## What this task involves:
Pick out the lines in the listing below that contain the word "triangle" and copy them.

## Excerpted records:
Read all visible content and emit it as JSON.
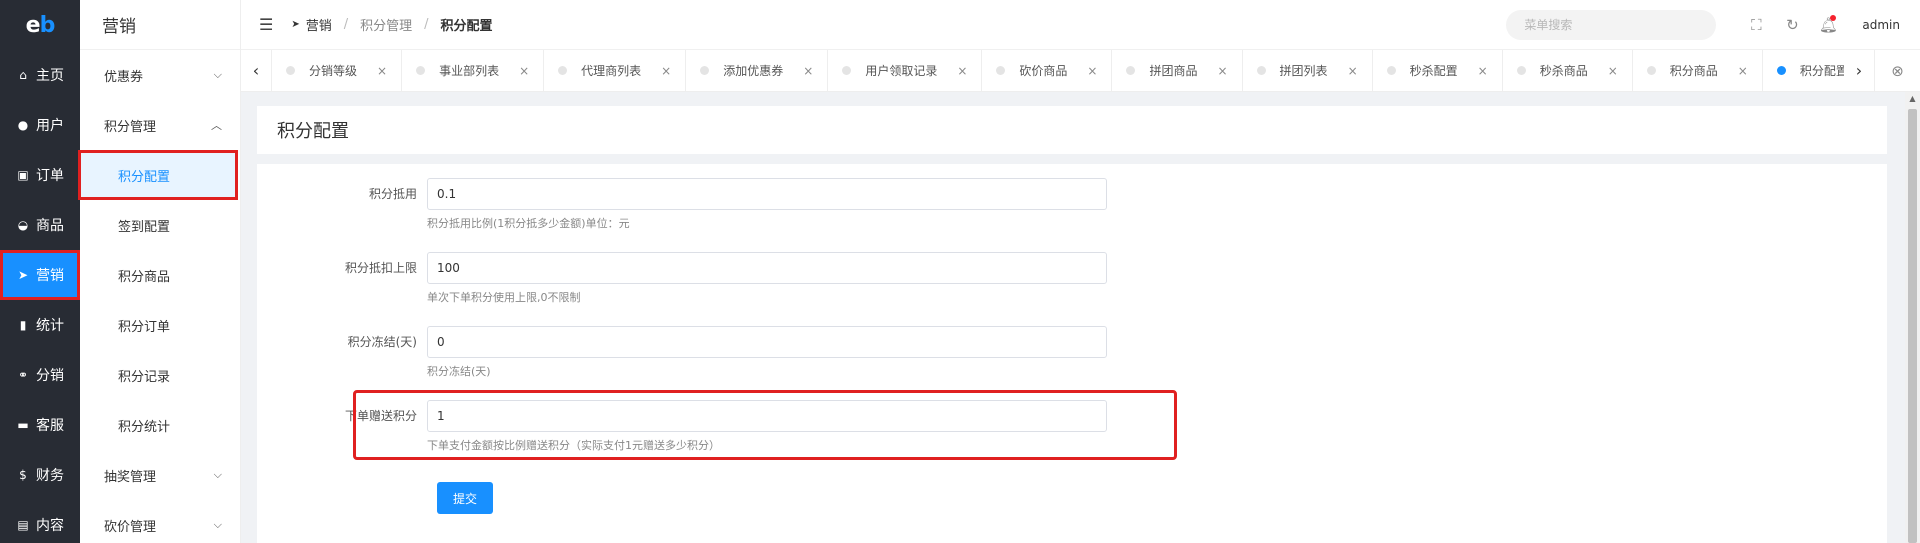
{
  "logo": {
    "e": "e",
    "b": "b"
  },
  "rail": [
    {
      "icon": "home-icon",
      "glyph": "⌂",
      "label": "主页",
      "active": false
    },
    {
      "icon": "user-icon",
      "glyph": "●",
      "label": "用户",
      "active": false
    },
    {
      "icon": "cart-icon",
      "glyph": "▣",
      "label": "订单",
      "active": false
    },
    {
      "icon": "basket-icon",
      "glyph": "◒",
      "label": "商品",
      "active": false
    },
    {
      "icon": "send-icon",
      "glyph": "➤",
      "label": "营销",
      "active": true
    },
    {
      "icon": "bar-chart-icon",
      "glyph": "▮",
      "label": "统计",
      "active": false
    },
    {
      "icon": "handshake-icon",
      "glyph": "⚭",
      "label": "分销",
      "active": false
    },
    {
      "icon": "chat-icon",
      "glyph": "▬",
      "label": "客服",
      "active": false
    },
    {
      "icon": "dollar-icon",
      "glyph": "$",
      "label": "财务",
      "active": false
    },
    {
      "icon": "book-icon",
      "glyph": "▤",
      "label": "内容",
      "active": false
    }
  ],
  "subnav": {
    "title": "营销",
    "coupon": "优惠券",
    "points_group": "积分管理",
    "points_children": [
      "积分配置",
      "签到配置",
      "积分商品",
      "积分订单",
      "积分记录",
      "积分统计"
    ],
    "lottery": "抽奖管理",
    "bargain": "砍价管理"
  },
  "header": {
    "breadcrumb": [
      "营销",
      "积分管理",
      "积分配置"
    ],
    "search_placeholder": "菜单搜索",
    "user": "admin"
  },
  "tabs": [
    "分销等级",
    "事业部列表",
    "代理商列表",
    "添加优惠券",
    "用户领取记录",
    "砍价商品",
    "拼团商品",
    "拼团列表",
    "秒杀配置",
    "秒杀商品",
    "积分商品",
    "积分配置"
  ],
  "page": {
    "title": "积分配置",
    "fields": [
      {
        "label": "积分抵用",
        "value": "0.1",
        "help": "积分抵用比例(1积分抵多少金额)单位：元"
      },
      {
        "label": "积分抵扣上限",
        "value": "100",
        "help": "单次下单积分使用上限,0不限制"
      },
      {
        "label": "积分冻结(天)",
        "value": "0",
        "help": "积分冻结(天)"
      },
      {
        "label": "下单赠送积分",
        "value": "1",
        "help": "下单支付金额按比例赠送积分（实际支付1元赠送多少积分）"
      }
    ],
    "submit": "提交"
  },
  "colors": {
    "primary": "#1890ff",
    "rail_bg": "#282c34",
    "highlight": "#e02020"
  }
}
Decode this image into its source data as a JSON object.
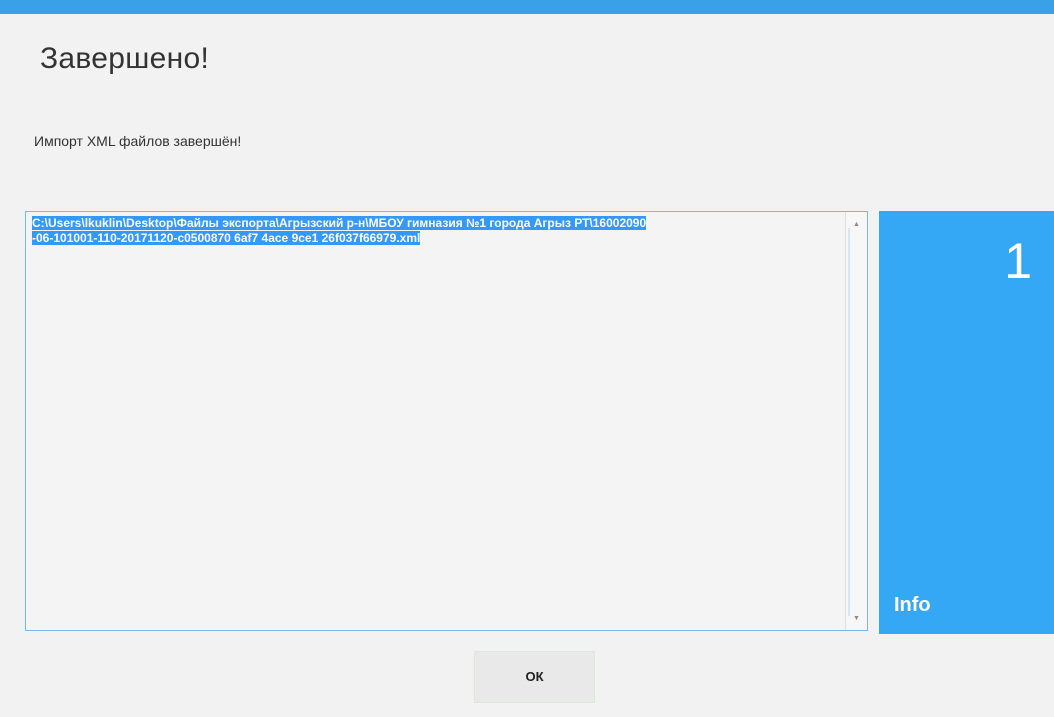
{
  "dialog": {
    "title": "Завершено!",
    "message": "Импорт XML файлов завершён!"
  },
  "log": {
    "lines": [
      "C:\\Users\\lkuklin\\Desktop\\Файлы экспорта\\Агрызский р-н\\МБОУ гимназия №1 города Агрыз РТ\\16002090",
      "-06-101001-110-20171120-c0500870 6af7 4ace 9ce1 26f037f66979.xml"
    ],
    "selected": true
  },
  "info_tile": {
    "count": "1",
    "label": "Info"
  },
  "buttons": {
    "ok_label": "ОК"
  },
  "colors": {
    "accent": "#3aa0e8",
    "tile": "#35a8f5",
    "selection": "#3399ff",
    "background": "#f2f2f2"
  },
  "icons": {
    "scroll_up": "triangle-up-icon",
    "scroll_down": "triangle-down-icon"
  }
}
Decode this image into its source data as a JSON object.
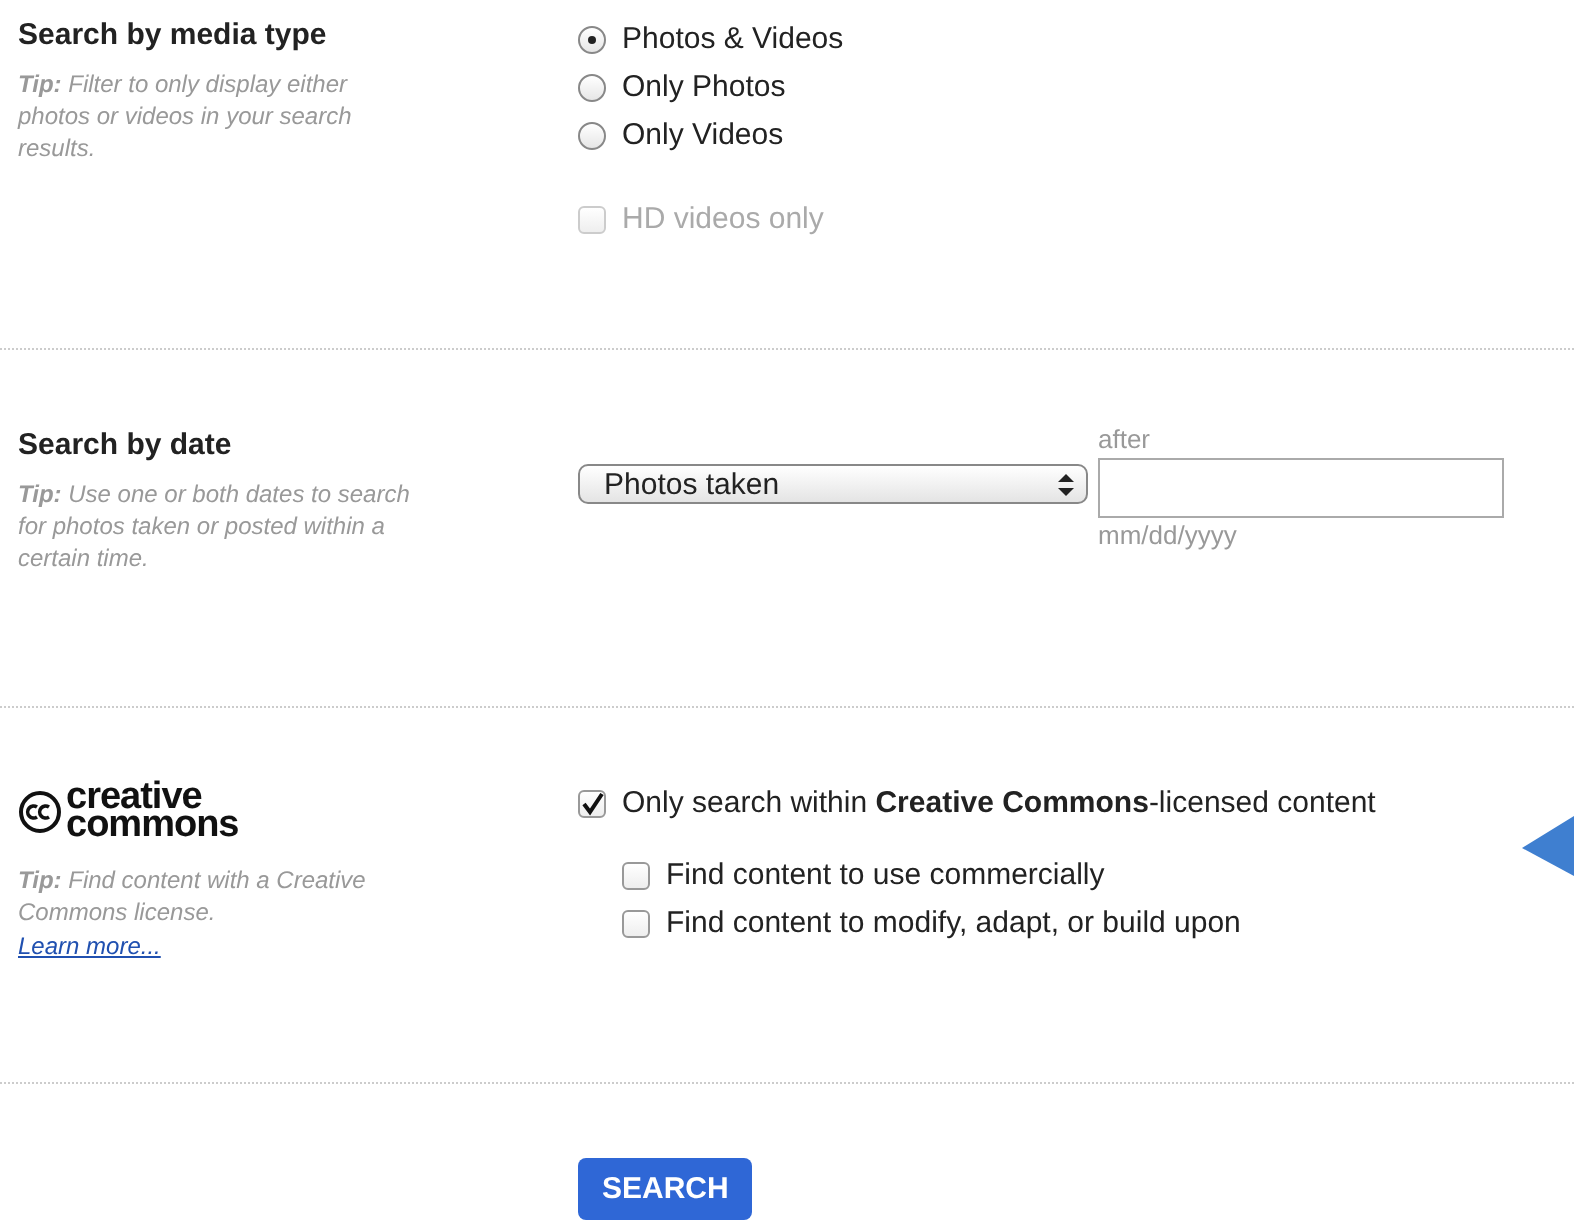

## Answer for this exercise:
    "scroll_up": "triangle-up-icon",
    "scroll_down": "triangle-down-icon"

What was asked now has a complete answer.